- _Exercise aim_
Write out the material exactly, without any of its pictures.

- _Data for the task_
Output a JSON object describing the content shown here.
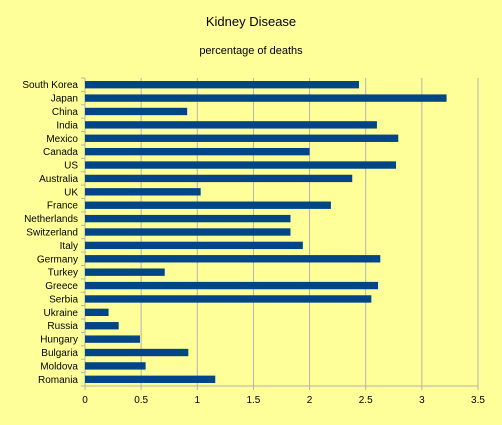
{
  "chart_data": {
    "type": "bar",
    "orientation": "horizontal",
    "title": "Kidney Disease",
    "subtitle": "percentage of deaths",
    "xlabel": "",
    "ylabel": "",
    "xlim": [
      0,
      3.5
    ],
    "x_ticks": [
      "0",
      "0.5",
      "1",
      "1.5",
      "2",
      "2.5",
      "3",
      "3.5"
    ],
    "grid": "vertical",
    "legend": "none",
    "bar_color": "#004586",
    "background_color": "#ffff99",
    "categories": [
      "South Korea",
      "Japan",
      "China",
      "India",
      "Mexico",
      "Canada",
      "US",
      "Australia",
      "UK",
      "France",
      "Netherlands",
      "Switzerland",
      "Italy",
      "Germany",
      "Turkey",
      "Greece",
      "Serbia",
      "Ukraine",
      "Russia",
      "Hungary",
      "Bulgaria",
      "Moldova",
      "Romania"
    ],
    "values": [
      2.44,
      3.22,
      0.91,
      2.6,
      2.79,
      2.0,
      2.77,
      2.38,
      1.03,
      2.19,
      1.83,
      1.83,
      1.94,
      2.63,
      0.71,
      2.61,
      2.55,
      0.21,
      0.3,
      0.49,
      0.92,
      0.54,
      1.16
    ]
  }
}
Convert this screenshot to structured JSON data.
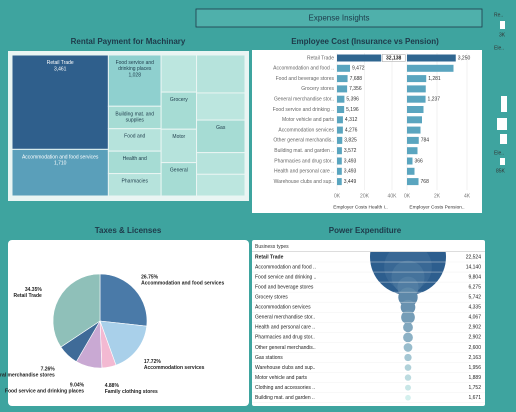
{
  "title": "Expense Insights",
  "sidebar": [
    "Re..",
    "3K",
    "Ele..",
    "Ele..",
    "85K"
  ],
  "chart_data": [
    {
      "type": "treemap",
      "title": "Rental Payment for Machinary",
      "categories": [
        "Retail Trade",
        "Accommodation and food services",
        "Food service and drinking places",
        "Building mat. and supplies",
        "Food and",
        "Health and",
        "Pharmacies",
        null,
        "Grocery",
        "Motor",
        "General",
        null,
        null,
        "Gas",
        null,
        null
      ],
      "values": [
        3461,
        1710,
        1028,
        450,
        450,
        450,
        450,
        500,
        500,
        450,
        450,
        700,
        500,
        600,
        400,
        400
      ],
      "value_labels": [
        "3,461",
        "1,710",
        "1,028",
        null,
        null,
        null,
        null,
        null,
        null,
        null,
        null,
        null,
        null,
        null,
        null,
        null
      ],
      "colors": [
        "#2f5f8c",
        "#5a9fba",
        "#8fd0cf",
        "#a6dcd4",
        "#b6e3dc",
        "#a6dcd4",
        "#b6e3dc",
        "#bce6df",
        "#a6dcd4",
        "#b6e3dc",
        "#a6dcd4",
        "#b6e3dc",
        "#bce6df",
        "#a6dcd4",
        "#b6e3dc",
        "#bce6df"
      ]
    },
    {
      "type": "dual-bar",
      "title": "Employee Cost (Insurance vs Pension)",
      "categories": [
        "Retail Trade",
        "Accommodation and food ..",
        "Food and beverage stores",
        "Grocery stores",
        "General merchandise stor..",
        "Food service and drinking ..",
        "Motor vehicle and parts",
        "Accommodation services",
        "Other general merchandis..",
        "Building mat. and garden ..",
        "Pharmacies and drug stor..",
        "Health and personal care ..",
        "Warehouse clubs and sup.."
      ],
      "series": [
        {
          "name": "Employer Costs Health I..",
          "color": "#5aa5bf",
          "highlight": "#2f6690",
          "values": [
            32138,
            9472,
            7688,
            7356,
            5396,
            5196,
            4312,
            4276,
            3825,
            3572,
            3493,
            3493,
            3449
          ],
          "value_labels": [
            "32,138",
            "9,472",
            "7,688",
            "7,356",
            "5,396",
            "5,196",
            "4,312",
            "4,276",
            "3,825",
            "3,572",
            "3,493",
            "3,493",
            "3,449"
          ]
        },
        {
          "name": "Employer Costs Pension..",
          "axis": "x2",
          "color": "#5aa5bf",
          "highlight": "#2f6690",
          "values": [
            3250,
            3100,
            1281,
            1250,
            1237,
            1100,
            1000,
            900,
            784,
            700,
            366,
            500,
            768
          ],
          "value_labels": [
            "3,250",
            null,
            "1,281",
            null,
            "1,237",
            null,
            null,
            null,
            "784",
            null,
            "366",
            null,
            "768"
          ]
        }
      ],
      "xlim": [
        0,
        40000
      ],
      "xticks": [
        {
          "value": 0,
          "label": "0K"
        },
        {
          "value": 20000,
          "label": "20K"
        },
        {
          "value": 40000,
          "label": "40K"
        }
      ],
      "x2lim": [
        0,
        4000
      ],
      "x2ticks": [
        {
          "value": 0,
          "label": "0K"
        },
        {
          "value": 2000,
          "label": "2K"
        },
        {
          "value": 4000,
          "label": "4K"
        }
      ],
      "grid": true
    },
    {
      "type": "pie",
      "title": "Taxes & Licenses",
      "categories": [
        "Accommodation and food services",
        "Accommodation services",
        "Family clothing stores",
        "Food service and drinking places",
        "General merchandise stores",
        "Retail Trade"
      ],
      "values": [
        26.75,
        17.72,
        4.88,
        9.04,
        7.26,
        34.35
      ],
      "value_labels": [
        "26.75%",
        "17.72%",
        "4.88%",
        "9.04%",
        "7.26%",
        "34.35%"
      ],
      "colors": [
        "#4a7aa8",
        "#a9d0ea",
        "#f3b9d2",
        "#c9a9d3",
        "#3f6b98",
        "#8fc0b9"
      ]
    },
    {
      "type": "funnel-table",
      "title": "Power Expenditure",
      "header": "Business types",
      "categories": [
        "Retail Trade",
        "Accommodation and food ..",
        "Food service and drinking ..",
        "Food and beverage stores",
        "Grocery stores",
        "Accommodation services",
        "General merchandise stor..",
        "Health and personal care ..",
        "Pharmacies and drug stor..",
        "Other general merchandis..",
        "Gas stations",
        "Warehouse clubs and sup..",
        "Motor vehicle and parts",
        "Clothing and accessories ..",
        "Building mat. and garden .."
      ],
      "values": [
        22524,
        14140,
        9804,
        6275,
        5742,
        4335,
        4067,
        2902,
        2902,
        2600,
        2163,
        1956,
        1889,
        1752,
        1671
      ],
      "value_labels": [
        "22,524",
        "14,140",
        "9,804",
        "6,275",
        "5,742",
        "4,335",
        "4,067",
        "2,902",
        "2,902",
        "2,600",
        "2,163",
        "1,956",
        "1,889",
        "1,752",
        "1,671"
      ],
      "color_range": [
        "#2d5e8e",
        "#d4f0ee"
      ]
    }
  ]
}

- _Written reply_
Output a JSON object describing the content shown here.
{
  "chart_data": {
    "type": "bar",
    "orientation": "horizontal",
    "title": "Kidney Disease",
    "subtitle": "percentage of deaths",
    "xlabel": "",
    "ylabel": "",
    "xlim": [
      0,
      3.5
    ],
    "x_ticks": [
      "0",
      "0.5",
      "1",
      "1.5",
      "2",
      "2.5",
      "3",
      "3.5"
    ],
    "grid": "vertical",
    "legend": "none",
    "bar_color": "#004586",
    "background_color": "#ffff99",
    "categories": [
      "South Korea",
      "Japan",
      "China",
      "India",
      "Mexico",
      "Canada",
      "US",
      "Australia",
      "UK",
      "France",
      "Netherlands",
      "Switzerland",
      "Italy",
      "Germany",
      "Turkey",
      "Greece",
      "Serbia",
      "Ukraine",
      "Russia",
      "Hungary",
      "Bulgaria",
      "Moldova",
      "Romania"
    ],
    "values": [
      2.44,
      3.22,
      0.91,
      2.6,
      2.79,
      2.0,
      2.77,
      2.38,
      1.03,
      2.19,
      1.83,
      1.83,
      1.94,
      2.63,
      0.71,
      2.61,
      2.55,
      0.21,
      0.3,
      0.49,
      0.92,
      0.54,
      1.16
    ]
  }
}
Convert this screenshot to structured JSON data.
{
  "title": "Expense Insights",
  "sidebar": [
    "Re..",
    "3K",
    "Ele..",
    "Ele..",
    "85K"
  ],
  "chart_data": [
    {
      "type": "treemap",
      "title": "Rental Payment for Machinary",
      "categories": [
        "Retail Trade",
        "Accommodation and food services",
        "Food service and drinking places",
        "Building mat. and supplies",
        "Food and",
        "Health and",
        "Pharmacies",
        null,
        "Grocery",
        "Motor",
        "General",
        null,
        null,
        "Gas",
        null,
        null
      ],
      "values": [
        3461,
        1710,
        1028,
        450,
        450,
        450,
        450,
        500,
        500,
        450,
        450,
        700,
        500,
        600,
        400,
        400
      ],
      "value_labels": [
        "3,461",
        "1,710",
        "1,028",
        null,
        null,
        null,
        null,
        null,
        null,
        null,
        null,
        null,
        null,
        null,
        null,
        null
      ],
      "colors": [
        "#2f5f8c",
        "#5a9fba",
        "#8fd0cf",
        "#a6dcd4",
        "#b6e3dc",
        "#a6dcd4",
        "#b6e3dc",
        "#bce6df",
        "#a6dcd4",
        "#b6e3dc",
        "#a6dcd4",
        "#b6e3dc",
        "#bce6df",
        "#a6dcd4",
        "#b6e3dc",
        "#bce6df"
      ]
    },
    {
      "type": "dual-bar",
      "title": "Employee Cost (Insurance vs Pension)",
      "categories": [
        "Retail Trade",
        "Accommodation and food ..",
        "Food and beverage stores",
        "Grocery stores",
        "General merchandise stor..",
        "Food service and drinking ..",
        "Motor vehicle and parts",
        "Accommodation services",
        "Other general merchandis..",
        "Building mat. and garden ..",
        "Pharmacies and drug stor..",
        "Health and personal care ..",
        "Warehouse clubs and sup.."
      ],
      "series": [
        {
          "name": "Employer Costs Health I..",
          "color": "#5aa5bf",
          "highlight": "#2f6690",
          "values": [
            32138,
            9472,
            7688,
            7356,
            5396,
            5196,
            4312,
            4276,
            3825,
            3572,
            3493,
            3493,
            3449
          ],
          "value_labels": [
            "32,138",
            "9,472",
            "7,688",
            "7,356",
            "5,396",
            "5,196",
            "4,312",
            "4,276",
            "3,825",
            "3,572",
            "3,493",
            "3,493",
            "3,449"
          ]
        },
        {
          "name": "Employer Costs Pension..",
          "axis": "x2",
          "color": "#5aa5bf",
          "highlight": "#2f6690",
          "values": [
            3250,
            3100,
            1281,
            1250,
            1237,
            1100,
            1000,
            900,
            784,
            700,
            366,
            500,
            768
          ],
          "value_labels": [
            "3,250",
            null,
            "1,281",
            null,
            "1,237",
            null,
            null,
            null,
            "784",
            null,
            "366",
            null,
            "768"
          ]
        }
      ],
      "xlim": [
        0,
        40000
      ],
      "xticks": [
        {
          "value": 0,
          "label": "0K"
        },
        {
          "value": 20000,
          "label": "20K"
        },
        {
          "value": 40000,
          "label": "40K"
        }
      ],
      "x2lim": [
        0,
        4000
      ],
      "x2ticks": [
        {
          "value": 0,
          "label": "0K"
        },
        {
          "value": 2000,
          "label": "2K"
        },
        {
          "value": 4000,
          "label": "4K"
        }
      ],
      "grid": true
    },
    {
      "type": "pie",
      "title": "Taxes & Licenses",
      "categories": [
        "Accommodation and food services",
        "Accommodation services",
        "Family clothing stores",
        "Food service and drinking places",
        "General merchandise stores",
        "Retail Trade"
      ],
      "values": [
        26.75,
        17.72,
        4.88,
        9.04,
        7.26,
        34.35
      ],
      "value_labels": [
        "26.75%",
        "17.72%",
        "4.88%",
        "9.04%",
        "7.26%",
        "34.35%"
      ],
      "colors": [
        "#4a7aa8",
        "#a9d0ea",
        "#f3b9d2",
        "#c9a9d3",
        "#3f6b98",
        "#8fc0b9"
      ]
    },
    {
      "type": "funnel-table",
      "title": "Power Expenditure",
      "header": "Business types",
      "categories": [
        "Retail Trade",
        "Accommodation and food ..",
        "Food service and drinking ..",
        "Food and beverage stores",
        "Grocery stores",
        "Accommodation services",
        "General merchandise stor..",
        "Health and personal care ..",
        "Pharmacies and drug stor..",
        "Other general merchandis..",
        "Gas stations",
        "Warehouse clubs and sup..",
        "Motor vehicle and parts",
        "Clothing and accessories ..",
        "Building mat. and garden .."
      ],
      "values": [
        22524,
        14140,
        9804,
        6275,
        5742,
        4335,
        4067,
        2902,
        2902,
        2600,
        2163,
        1956,
        1889,
        1752,
        1671
      ],
      "value_labels": [
        "22,524",
        "14,140",
        "9,804",
        "6,275",
        "5,742",
        "4,335",
        "4,067",
        "2,902",
        "2,902",
        "2,600",
        "2,163",
        "1,956",
        "1,889",
        "1,752",
        "1,671"
      ],
      "color_range": [
        "#2d5e8e",
        "#d4f0ee"
      ]
    }
  ]
}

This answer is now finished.